- **DIRECTIONS FOR THIS TASK**
Write the material out again exactly as it stands.

━━━ RECORDS PROVIDED ━━━

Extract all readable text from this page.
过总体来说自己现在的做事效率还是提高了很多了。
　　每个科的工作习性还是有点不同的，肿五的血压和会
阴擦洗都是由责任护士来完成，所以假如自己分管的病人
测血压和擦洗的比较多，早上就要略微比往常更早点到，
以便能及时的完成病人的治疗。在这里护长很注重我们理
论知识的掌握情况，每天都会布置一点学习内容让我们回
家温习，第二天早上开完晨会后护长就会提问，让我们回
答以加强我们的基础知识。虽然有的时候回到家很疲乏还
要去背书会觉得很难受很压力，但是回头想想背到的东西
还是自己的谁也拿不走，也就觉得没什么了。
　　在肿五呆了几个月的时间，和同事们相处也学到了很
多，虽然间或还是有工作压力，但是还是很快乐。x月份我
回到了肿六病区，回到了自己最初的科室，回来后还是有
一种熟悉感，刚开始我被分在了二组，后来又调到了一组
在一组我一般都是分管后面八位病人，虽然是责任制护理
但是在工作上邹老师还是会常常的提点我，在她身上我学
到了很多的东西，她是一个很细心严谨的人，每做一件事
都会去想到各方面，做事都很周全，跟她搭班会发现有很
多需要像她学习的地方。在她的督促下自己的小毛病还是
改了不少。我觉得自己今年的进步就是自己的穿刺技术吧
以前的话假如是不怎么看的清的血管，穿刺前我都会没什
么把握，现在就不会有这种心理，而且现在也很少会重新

━━━

- **FINAL ANSWER**
Extract all readable text from this page.
过总体来说自己现在的做事效率还是提高了很多了。
　　每个科的工作习性还是有点不同的，肿五的血压和会
阴擦洗都是由责任护士来完成，所以假如自己分管的病人
测血压和擦洗的比较多，早上就要略微比往常更早点到，
以便能及时的完成病人的治疗。在这里护长很注重我们理
论知识的掌握情况，每天都会布置一点学习内容让我们回
家温习，第二天早上开完晨会后护长就会提问，让我们回
答以加强我们的基础知识。虽然有的时候回到家很疲乏还
要去背书会觉得很难受很压力，但是回头想想背到的东西
还是自己的谁也拿不走，也就觉得没什么了。
　　在肿五呆了几个月的时间，和同事们相处也学到了很
多，虽然间或还是有工作压力，但是还是很快乐。x月份我
回到了肿六病区，回到了自己最初的科室，回来后还是有
一种熟悉感，刚开始我被分在了二组，后来又调到了一组
在一组我一般都是分管后面八位病人，虽然是责任制护理
但是在工作上邹老师还是会常常的提点我，在她身上我学
到了很多的东西，她是一个很细心严谨的人，每做一件事
都会去想到各方面，做事都很周全，跟她搭班会发现有很
多需要像她学习的地方。在她的督促下自己的小毛病还是
改了不少。我觉得自己今年的进步就是自己的穿刺技术吧
以前的话假如是不怎么看的清的血管，穿刺前我都会没什
么把握，现在就不会有这种心理，而且现在也很少会重新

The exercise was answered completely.